■ Task instructions
Without the pictures, give the entries below again exactly as written.

■ Dataset excerpts
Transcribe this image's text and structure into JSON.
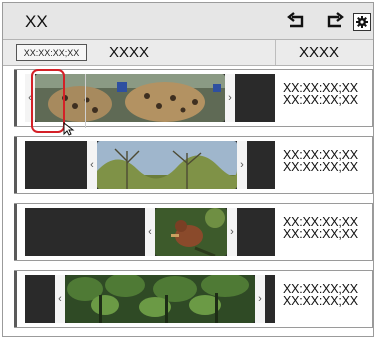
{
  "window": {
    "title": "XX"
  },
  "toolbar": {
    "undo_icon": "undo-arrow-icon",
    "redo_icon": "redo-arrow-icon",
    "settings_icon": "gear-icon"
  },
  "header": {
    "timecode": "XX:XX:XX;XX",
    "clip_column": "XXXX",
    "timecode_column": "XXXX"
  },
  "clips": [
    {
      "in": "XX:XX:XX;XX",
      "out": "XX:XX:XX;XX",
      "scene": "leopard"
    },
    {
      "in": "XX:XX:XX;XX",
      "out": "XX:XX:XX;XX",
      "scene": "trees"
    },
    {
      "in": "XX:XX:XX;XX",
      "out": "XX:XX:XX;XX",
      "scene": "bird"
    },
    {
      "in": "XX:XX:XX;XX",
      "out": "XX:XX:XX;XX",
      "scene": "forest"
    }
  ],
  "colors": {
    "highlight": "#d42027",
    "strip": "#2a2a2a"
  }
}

■ Task solution
Transcribe this image's text and structure into JSON.
{
  "window": {
    "title": "XX"
  },
  "toolbar": {
    "undo_icon": "undo-arrow-icon",
    "redo_icon": "redo-arrow-icon",
    "settings_icon": "gear-icon"
  },
  "header": {
    "timecode": "XX:XX:XX;XX",
    "clip_column": "XXXX",
    "timecode_column": "XXXX"
  },
  "clips": [
    {
      "in": "XX:XX:XX;XX",
      "out": "XX:XX:XX;XX",
      "scene": "leopard"
    },
    {
      "in": "XX:XX:XX;XX",
      "out": "XX:XX:XX;XX",
      "scene": "trees"
    },
    {
      "in": "XX:XX:XX;XX",
      "out": "XX:XX:XX;XX",
      "scene": "bird"
    },
    {
      "in": "XX:XX:XX;XX",
      "out": "XX:XX:XX;XX",
      "scene": "forest"
    }
  ],
  "colors": {
    "highlight": "#d42027",
    "strip": "#2a2a2a"
  }
}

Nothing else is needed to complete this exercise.